[Challenge]: Copy word for word the passage of the "Documenting Need" article below that runs between "Documenting Need" and "economics and exchange.", inclusive.

[Document]:
════════════════════

Documenting Need

peanuts on a newspaper

Stefen Chow, The Poverty Line

Earlier this week, I tweeted about Stefen Chow's The Poverty Line, a collection of photographs that documents what an individual can buy with a daily wage of 3.28 yuan (49 cents), and here I want to draw more attention to this project and another like it. In documenting the choices one might face with this daily wage (significantly below the World Bank's poverty line, $1.25/day), Chow dramatizes the plight of the poor while staying within the language of economics and exchange.

Bok choy on a newspaper

Chow's photos are less sentimental than many documentary projects that focus on poverty; there are no crying children or hardened, starving adults. By constructing the viewer as the person confronted with this meager harvest, however, these photos do ask that we consider the daily frustration of making life or death decisions about how to handle limited resources. By making the limits of these funds visible, Chow also makes them real for viewers who might not be able to conceive of what living on 49 cents a day in China would look like.

rolls on newspaper

A similar project by Jonathan Blaustein has a different origin and different rhetorical effects. The Lens blog on the New York Times website reports that Blaustein's The Value of a Dollar began when he realized that both the single and the double cheeseburger cost a dollar at his local fast food joint. The resulting project is a meditation on food as a commodity with a constructed value. The quantities represented are about what you would expect; Blaustein was able to purchase very few organic, early season blueberries and a lot of potted meat, ramen, and white bread, thereby supporting the thesis that it is often cheaper to buy processed food (although, notably, he was able to get a lot of grapefruit).

════════════════════

[Stored records]:
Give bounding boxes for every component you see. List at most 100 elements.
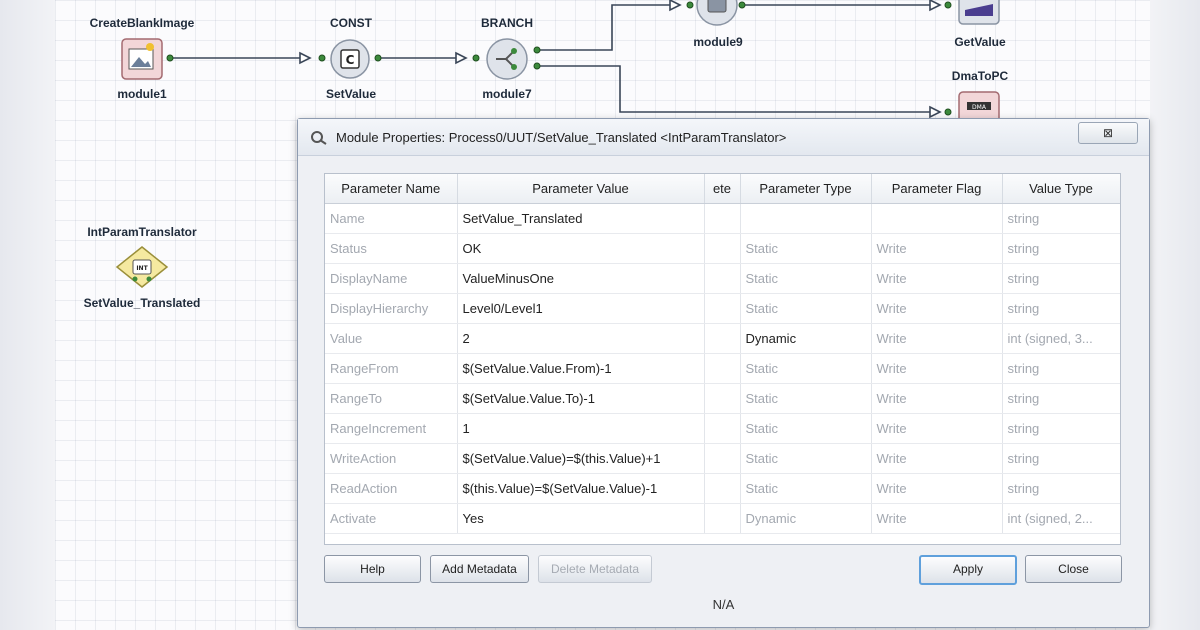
- table-row[interactable]: RangeTo $(SetValue.Value.To)-1 Static Write…: [325, 383, 1120, 414]
- wire-arrow: [299, 51, 312, 65]
- wire-branch-to-dmatopc: [540, 65, 935, 113]
- table-cell: Write: [871, 413, 1003, 444]
- table-cell[interactable]: $(SetValue.Value.To)-1: [457, 383, 705, 414]
- column-header-truncated[interactable]: ete: [704, 174, 741, 204]
- table-header-row: Parameter Name Parameter Value ete Param…: [325, 174, 1120, 204]
- table-cell: string: [1002, 353, 1120, 384]
- table-cell[interactable]: $(this.Value)=$(SetValue.Value)-1: [457, 473, 705, 504]
- port-dot: [686, 1, 694, 9]
- module9-label: module9: [693, 35, 743, 49]
- table-cell: Static: [740, 413, 872, 444]
- table-cell[interactable]: 1: [457, 413, 705, 444]
- port-dot: [318, 54, 326, 62]
- table-row[interactable]: RangeIncrement 1 Static Write string: [325, 413, 1120, 444]
- table-cell[interactable]: $(SetValue.Value)=$(this.Value)+1: [457, 443, 705, 474]
- table-row[interactable]: Value 2 Dynamic Write int (signed, 3...: [325, 323, 1120, 354]
- column-header-parameter-type[interactable]: Parameter Type: [740, 174, 872, 204]
- module-const-bottom-label: SetValue: [325, 87, 377, 101]
- table-cell: Write: [871, 263, 1003, 294]
- table-cell: Name: [325, 203, 458, 234]
- table-cell: Static: [740, 473, 872, 504]
- branch-icon[interactable]: [484, 36, 530, 82]
- table-cell: string: [1002, 473, 1120, 504]
- close-icon[interactable]: ⊠: [1078, 122, 1138, 144]
- table-cell[interactable]: 2: [457, 323, 705, 354]
- table-cell: string: [1002, 293, 1120, 324]
- port-dot: [533, 46, 541, 54]
- table-cell: Write: [871, 323, 1003, 354]
- status-text: N/A: [712, 597, 735, 612]
- table-cell: string: [1002, 443, 1120, 474]
- dialog-title: Module Properties: Process0/UUT/SetValue…: [336, 130, 787, 145]
- table-cell: string: [1002, 413, 1120, 444]
- table-row[interactable]: Status OK Static Write string: [325, 233, 1120, 264]
- parameter-grid[interactable]: Parameter Name Parameter Value ete Param…: [324, 173, 1121, 545]
- table-cell: string: [1002, 233, 1120, 264]
- module9-icon[interactable]: [694, 0, 740, 28]
- table-row[interactable]: DisplayHierarchy Level0/Level1 Static Write…: [325, 293, 1120, 324]
- table-row[interactable]: Name SetValue_Translated string: [325, 203, 1120, 234]
- table-cell[interactable]: ValueMinusOne: [457, 263, 705, 294]
- port-dot: [472, 54, 480, 62]
- table-cell: string: [1002, 203, 1120, 234]
- apply-button[interactable]: Apply: [919, 555, 1017, 585]
- table-cell[interactable]: Yes: [457, 503, 705, 534]
- module-branch-bottom-label: module7: [482, 87, 532, 101]
- table-cell: Write: [871, 473, 1003, 504]
- table-cell: Dynamic: [740, 323, 872, 354]
- port-dot: [944, 108, 952, 116]
- table-cell: RangeIncrement: [325, 413, 458, 444]
- table-cell: Value: [325, 323, 458, 354]
- add-metadata-button[interactable]: Add Metadata: [430, 555, 529, 583]
- table-cell[interactable]: OK: [457, 233, 705, 264]
- table-row[interactable]: WriteAction $(SetValue.Value)=$(this.Valu…: [325, 443, 1120, 474]
- int-param-translator-icon[interactable]: INT: [115, 245, 169, 289]
- table-cell: [704, 203, 741, 234]
- port-dot: [166, 54, 174, 62]
- dmatopc-icon[interactable]: DMA: [957, 90, 1001, 120]
- module-getvalue-label: GetValue: [954, 35, 1006, 49]
- module-translator-bottom-label: SetValue_Translated: [83, 296, 201, 310]
- column-header-parameter-value[interactable]: Parameter Value: [457, 174, 705, 204]
- table-cell[interactable]: $(SetValue.Value.From)-1: [457, 353, 705, 384]
- delete-metadata-button[interactable]: Delete Metadata: [538, 555, 652, 583]
- table-cell: int (signed, 3...: [1002, 323, 1120, 354]
- table-cell: Static: [740, 443, 872, 474]
- table-cell: Static: [740, 233, 872, 264]
- table-cell: [704, 413, 741, 444]
- table-cell: Static: [740, 263, 872, 294]
- table-cell: WriteAction: [325, 443, 458, 474]
- module-create-blank-image-bottom-label: module1: [117, 87, 167, 101]
- wire-arrow: [929, 105, 942, 119]
- table-cell[interactable]: SetValue_Translated: [457, 203, 705, 234]
- table-cell: Static: [740, 293, 872, 324]
- table-cell: [704, 233, 741, 264]
- port-dot: [374, 54, 382, 62]
- const-icon[interactable]: C: [329, 38, 371, 80]
- table-row[interactable]: Activate Yes Dynamic Write int (signed, 2...: [325, 503, 1120, 534]
- table-cell: [871, 203, 1003, 234]
- help-button[interactable]: Help: [324, 555, 421, 583]
- table-row[interactable]: RangeFrom $(SetValue.Value.From)-1 Static W…: [325, 353, 1120, 384]
- dialog-titlebar[interactable]: Module Properties: Process0/UUT/SetValue…: [298, 119, 1149, 156]
- table-cell: string: [1002, 383, 1120, 414]
- table-cell: Write: [871, 233, 1003, 264]
- table-row[interactable]: ReadAction $(this.Value)=$(SetValue.Value…: [325, 473, 1120, 504]
- table-cell: [740, 203, 872, 234]
- table-row[interactable]: DisplayName ValueMinusOne Static Write strin…: [325, 263, 1120, 294]
- table-cell: [704, 353, 741, 384]
- wire-branch-to-module9: [540, 4, 672, 51]
- create-blank-image-icon[interactable]: [120, 37, 164, 81]
- column-header-parameter-flag[interactable]: Parameter Flag: [871, 174, 1003, 204]
- table-cell[interactable]: Level0/Level1: [457, 293, 705, 324]
- table-cell: Dynamic: [740, 503, 872, 534]
- wire-arrow: [669, 0, 682, 12]
- column-header-parameter-name[interactable]: Parameter Name: [325, 174, 458, 204]
- module-translator-top-label: IntParamTranslator: [87, 225, 197, 239]
- svg-text:C: C: [346, 53, 355, 67]
- column-header-value-type[interactable]: Value Type: [1002, 174, 1120, 204]
- table-cell: Write: [871, 383, 1003, 414]
- port-dot: [944, 1, 952, 9]
- getvalue-icon[interactable]: [957, 0, 1001, 26]
- close-button[interactable]: Close: [1025, 555, 1122, 583]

════════════════════

[Task result]:
Documenting Need

peanuts on a newspaper

Stefen Chow, The Poverty Line

Earlier this week, I tweeted about Stefen Chow's The Poverty Line, a collection of photographs that documents what an individual can buy with a daily wage of 3.28 yuan (49 cents), and here I want to draw more attention to this project and another like it. In documenting the choices one might face with this daily wage (significantly below the World Bank's poverty line, $1.25/day), Chow dramatizes the plight of the poor while staying within the language of economics and exchange.